### TASK INSTRUCTIONS:
Repeat every record below exactly, omitting any pictures.

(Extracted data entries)
## Begin

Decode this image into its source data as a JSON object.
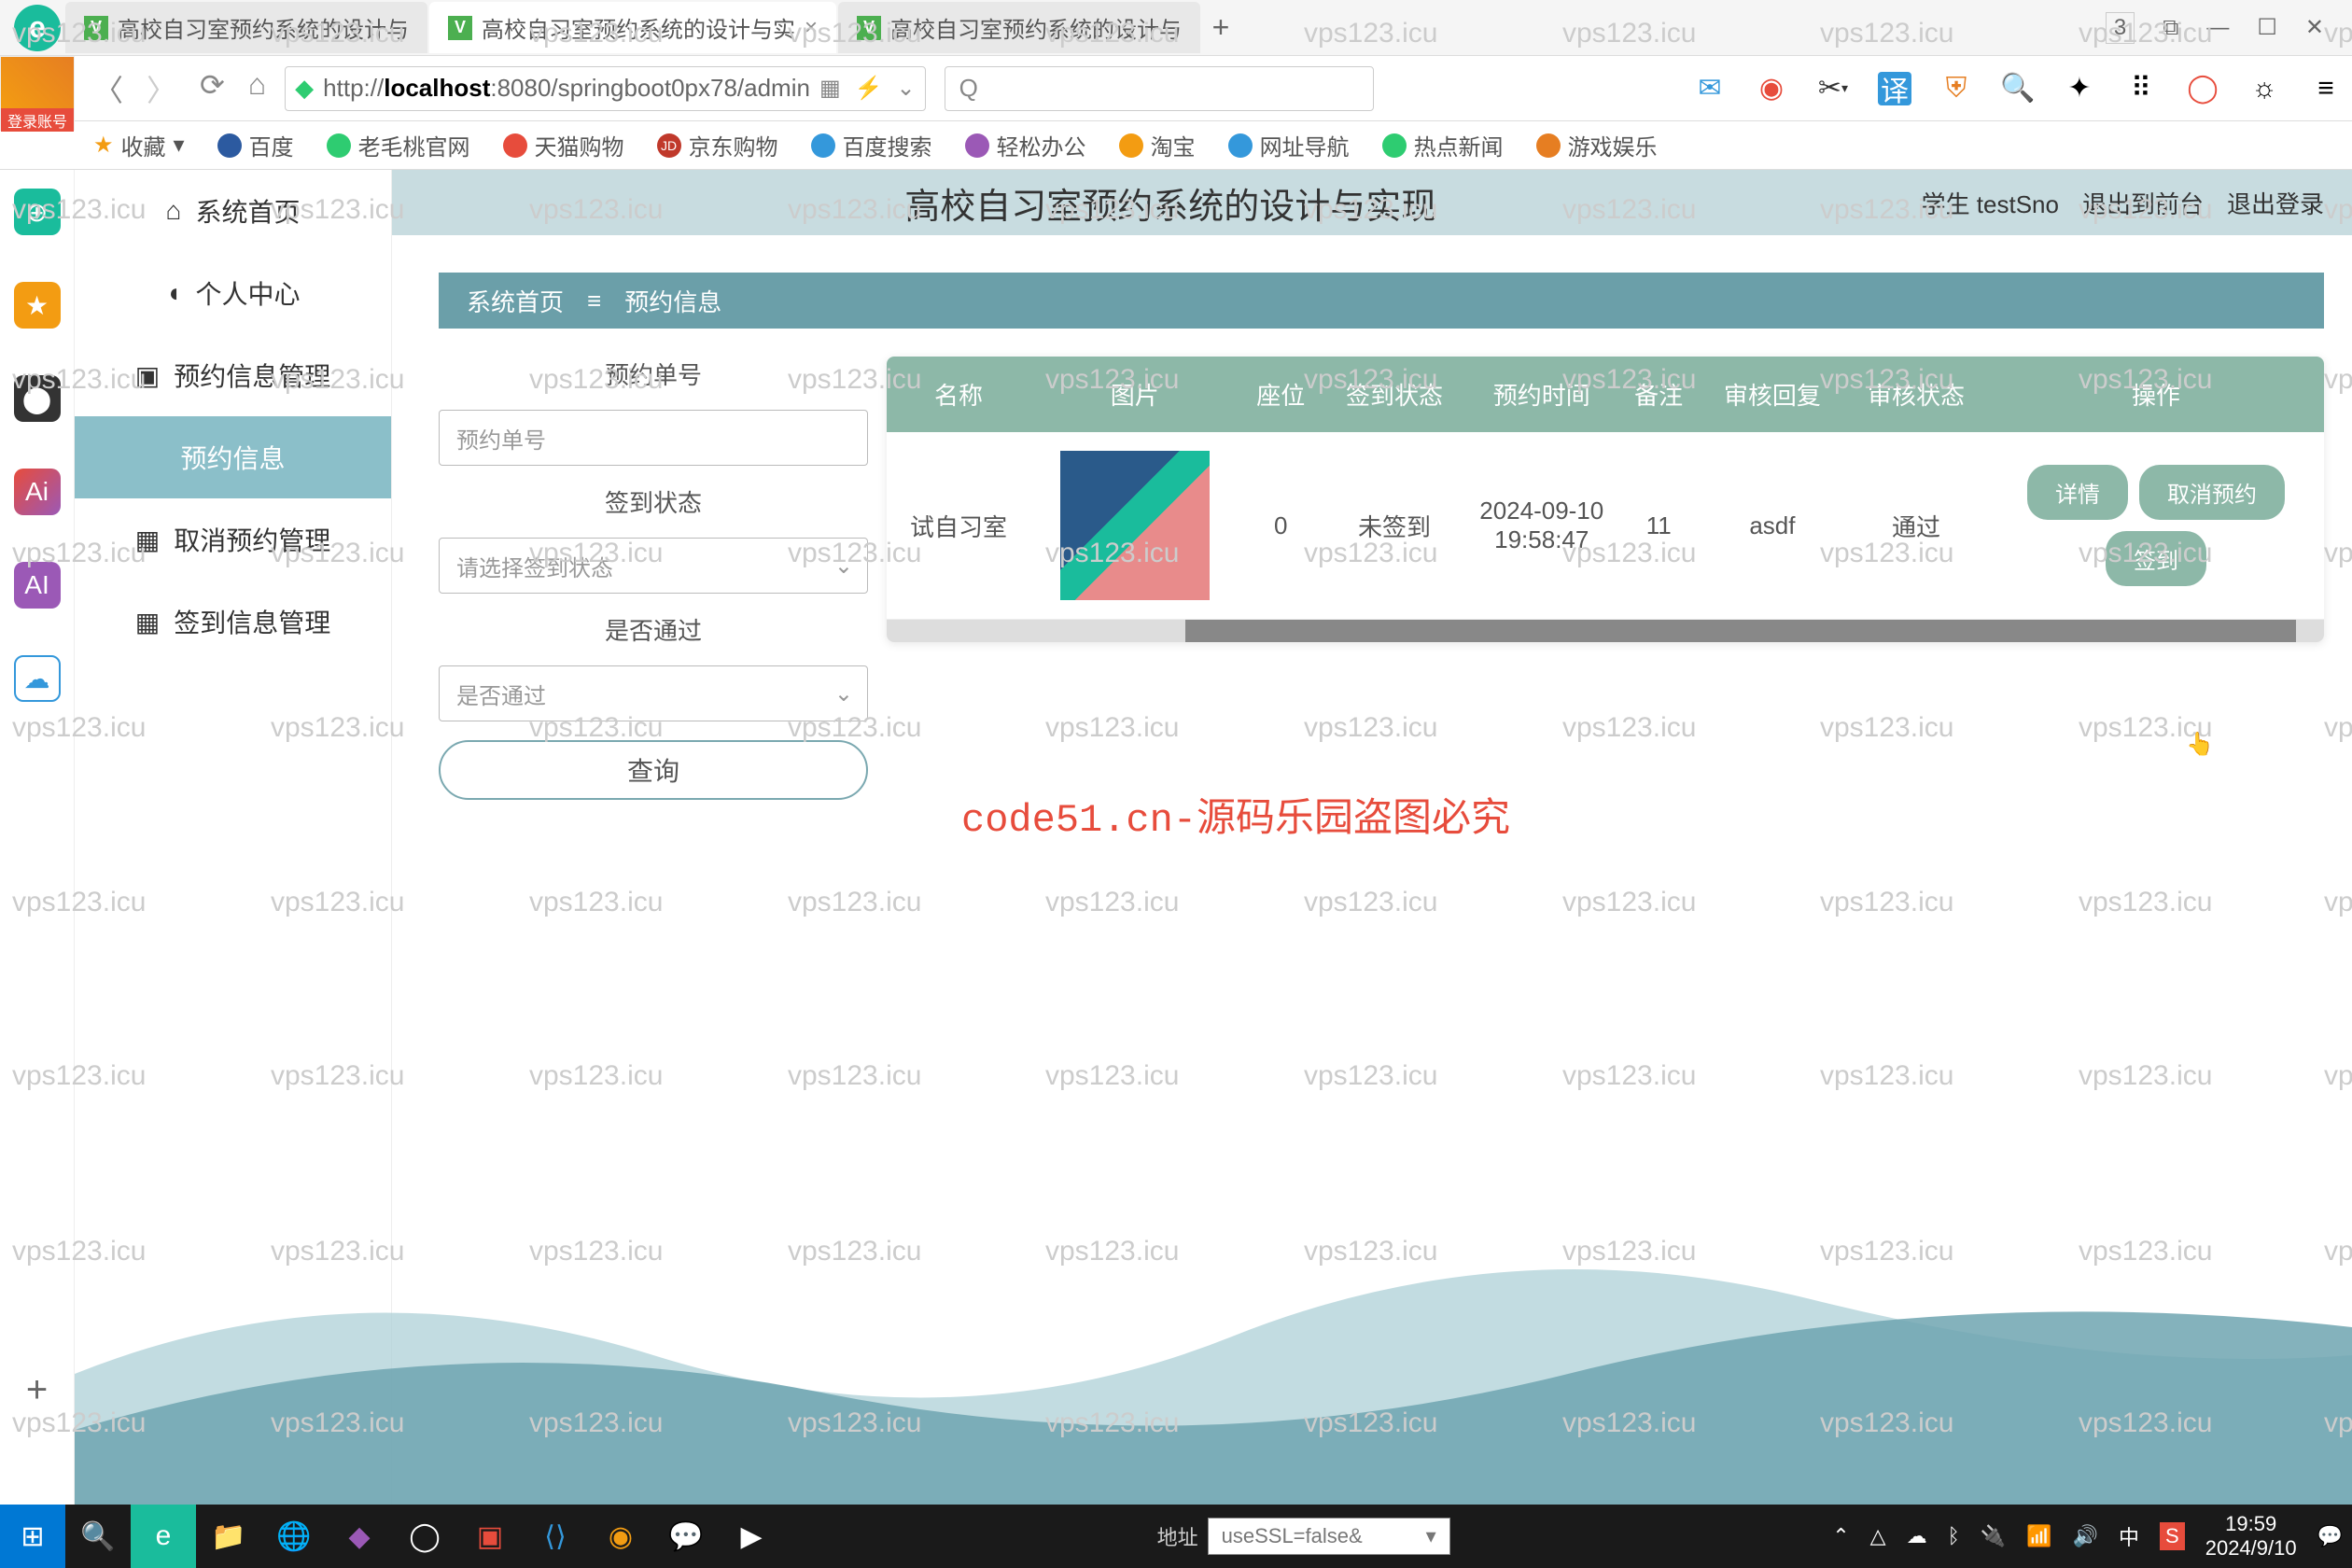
{
  "browser": {
    "tabs": [
      {
        "title": "高校自习室预约系统的设计与"
      },
      {
        "title": "高校自习室预约系统的设计与实"
      },
      {
        "title": "高校自习室预约系统的设计与"
      }
    ],
    "win_badge": "3",
    "url_prefix": "http://",
    "url_host": "localhost",
    "url_rest": ":8080/springboot0px78/admin",
    "login_label": "登录账号",
    "bookmarks": [
      {
        "label": "收藏"
      },
      {
        "label": "百度"
      },
      {
        "label": "老毛桃官网"
      },
      {
        "label": "天猫购物"
      },
      {
        "label": "京东购物"
      },
      {
        "label": "百度搜索"
      },
      {
        "label": "轻松办公"
      },
      {
        "label": "淘宝"
      },
      {
        "label": "网址导航"
      },
      {
        "label": "热点新闻"
      },
      {
        "label": "游戏娱乐"
      }
    ]
  },
  "sidebar": {
    "items": [
      {
        "icon": "home",
        "label": "系统首页"
      },
      {
        "icon": "person",
        "label": "个人中心"
      },
      {
        "icon": "inbox",
        "label": "预约信息管理"
      },
      {
        "icon": "doc",
        "label": "预约信息"
      },
      {
        "icon": "grid",
        "label": "取消预约管理"
      },
      {
        "icon": "grid",
        "label": "签到信息管理"
      }
    ]
  },
  "header": {
    "title": "高校自习室预约系统的设计与实现",
    "user": "学生 testSno",
    "to_front": "退出到前台",
    "logout": "退出登录"
  },
  "breadcrumb": {
    "home": "系统首页",
    "current": "预约信息"
  },
  "filters": {
    "order_label": "预约单号",
    "order_placeholder": "预约单号",
    "status_label": "签到状态",
    "status_placeholder": "请选择签到状态",
    "pass_label": "是否通过",
    "pass_placeholder": "是否通过",
    "query": "查询"
  },
  "table": {
    "headers": [
      "名称",
      "图片",
      "座位",
      "签到状态",
      "预约时间",
      "备注",
      "审核回复",
      "审核状态",
      "操作"
    ],
    "row": {
      "name": "试自习室",
      "seat": "0",
      "signin": "未签到",
      "time": "2024-09-10 19:58:47",
      "note": "11",
      "reply": "asdf",
      "audit": "通过"
    },
    "actions": {
      "detail": "详情",
      "cancel": "取消预约",
      "signin": "签到"
    }
  },
  "notice": "code51.cn-源码乐园盗图必究",
  "watermark": "vps123.icu",
  "taskbar": {
    "addr_label": "地址",
    "addr_value": "useSSL=false&",
    "time": "19:59",
    "date": "2024/9/10"
  }
}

## End

### RIGHT ANSWER:
Decode this image into its source data as a JSON object.
{
  "browser": {
    "tabs": [
      {
        "title": "高校自习室预约系统的设计与"
      },
      {
        "title": "高校自习室预约系统的设计与实"
      },
      {
        "title": "高校自习室预约系统的设计与"
      }
    ],
    "win_badge": "3",
    "url_prefix": "http://",
    "url_host": "localhost",
    "url_rest": ":8080/springboot0px78/admin",
    "login_label": "登录账号",
    "bookmarks": [
      {
        "label": "收藏"
      },
      {
        "label": "百度"
      },
      {
        "label": "老毛桃官网"
      },
      {
        "label": "天猫购物"
      },
      {
        "label": "京东购物"
      },
      {
        "label": "百度搜索"
      },
      {
        "label": "轻松办公"
      },
      {
        "label": "淘宝"
      },
      {
        "label": "网址导航"
      },
      {
        "label": "热点新闻"
      },
      {
        "label": "游戏娱乐"
      }
    ]
  },
  "sidebar": {
    "items": [
      {
        "icon": "home",
        "label": "系统首页"
      },
      {
        "icon": "person",
        "label": "个人中心"
      },
      {
        "icon": "inbox",
        "label": "预约信息管理"
      },
      {
        "icon": "doc",
        "label": "预约信息"
      },
      {
        "icon": "grid",
        "label": "取消预约管理"
      },
      {
        "icon": "grid",
        "label": "签到信息管理"
      }
    ]
  },
  "header": {
    "title": "高校自习室预约系统的设计与实现",
    "user": "学生 testSno",
    "to_front": "退出到前台",
    "logout": "退出登录"
  },
  "breadcrumb": {
    "home": "系统首页",
    "current": "预约信息"
  },
  "filters": {
    "order_label": "预约单号",
    "order_placeholder": "预约单号",
    "status_label": "签到状态",
    "status_placeholder": "请选择签到状态",
    "pass_label": "是否通过",
    "pass_placeholder": "是否通过",
    "query": "查询"
  },
  "table": {
    "headers": [
      "名称",
      "图片",
      "座位",
      "签到状态",
      "预约时间",
      "备注",
      "审核回复",
      "审核状态",
      "操作"
    ],
    "row": {
      "name": "试自习室",
      "seat": "0",
      "signin": "未签到",
      "time": "2024-09-10 19:58:47",
      "note": "11",
      "reply": "asdf",
      "audit": "通过"
    },
    "actions": {
      "detail": "详情",
      "cancel": "取消预约",
      "signin": "签到"
    }
  },
  "notice": "code51.cn-源码乐园盗图必究",
  "watermark": "vps123.icu",
  "taskbar": {
    "addr_label": "地址",
    "addr_value": "useSSL=false&",
    "time": "19:59",
    "date": "2024/9/10"
  }
}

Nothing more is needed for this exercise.